> DATA EXTRACT
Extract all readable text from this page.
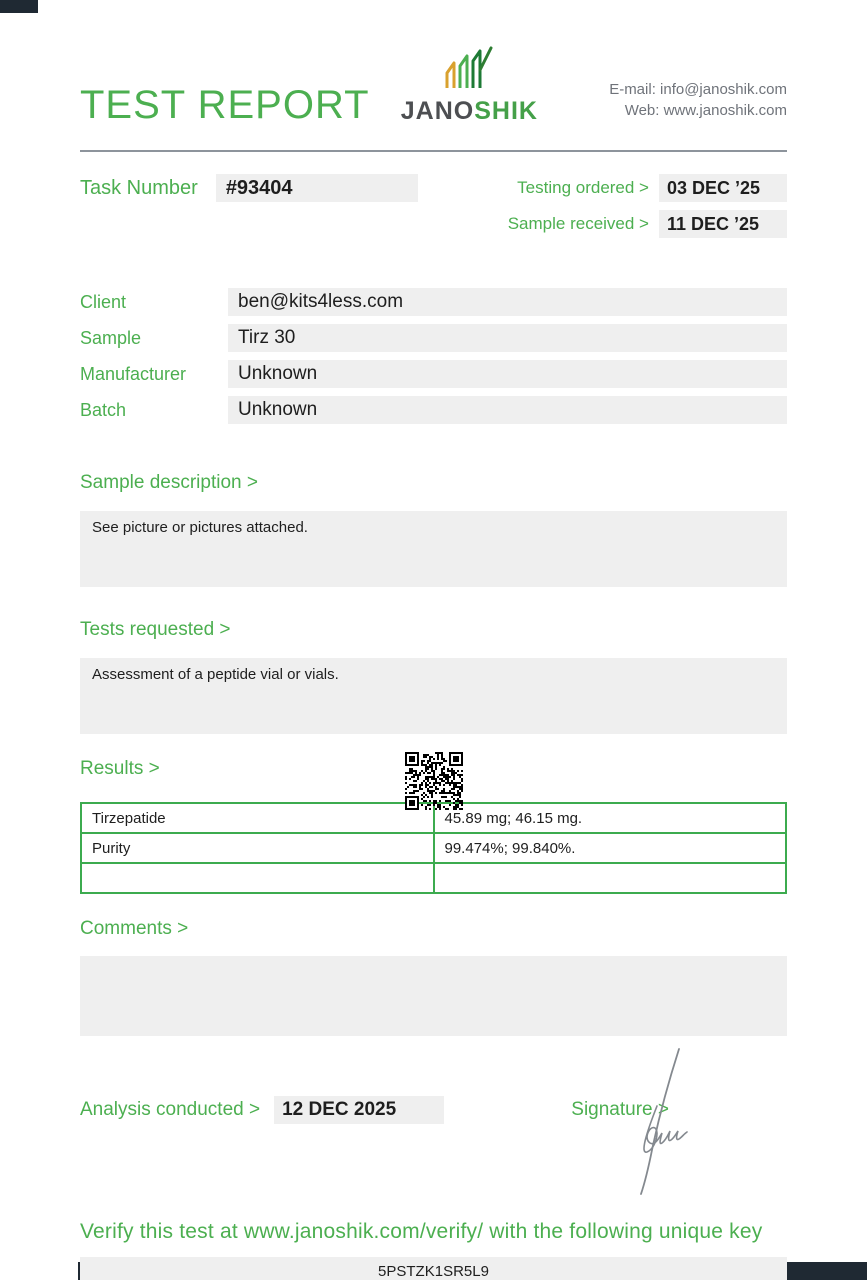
TEST REPORT JANOSHIK
E-mail: info@janoshik.com
Web: www.janoshik.com
Task Number	#93404	Testing ordered >	03 DEC ’25
Sample received >	11 DEC ’25
Client	ben@kits4less.com
Sample	Tirz 30
Manufacturer	Unknown
Batch	Unknown
Sample description >
See picture or pictures attached.
Tests requested >
Assessment of a peptide vial or vials.
Results >
Tirzepatide	45.89 mg; 46.15 mg.
Purity	99.474%; 99.840%.

Comments >
Analysis conducted >	12 DEC 2025	Signature >
Verify this test at www.janoshik.com/verify/ with the following unique key
5PSTZK1SR5L9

> REQUIRED WORK
Although the records include pictures, output only their text, exactly and completely.

> EXERCISE OUTPUT
Extract all readable text from this page.
TEST REPORT JANOSHIK
E-mail: info@janoshik.com
Web: www.janoshik.com
Task Number	#93404	Testing ordered >	03 DEC ’25
Sample received >	11 DEC ’25
Client	ben@kits4less.com
Sample	Tirz 30
Manufacturer	Unknown
Batch	Unknown
Sample description >
See picture or pictures attached.
Tests requested >
Assessment of a peptide vial or vials.
Results >
Tirzepatide	45.89 mg; 46.15 mg.
Purity	99.474%; 99.840%.

Comments >
Analysis conducted >	12 DEC 2025	Signature >
Verify this test at www.janoshik.com/verify/ with the following unique key
5PSTZK1SR5L9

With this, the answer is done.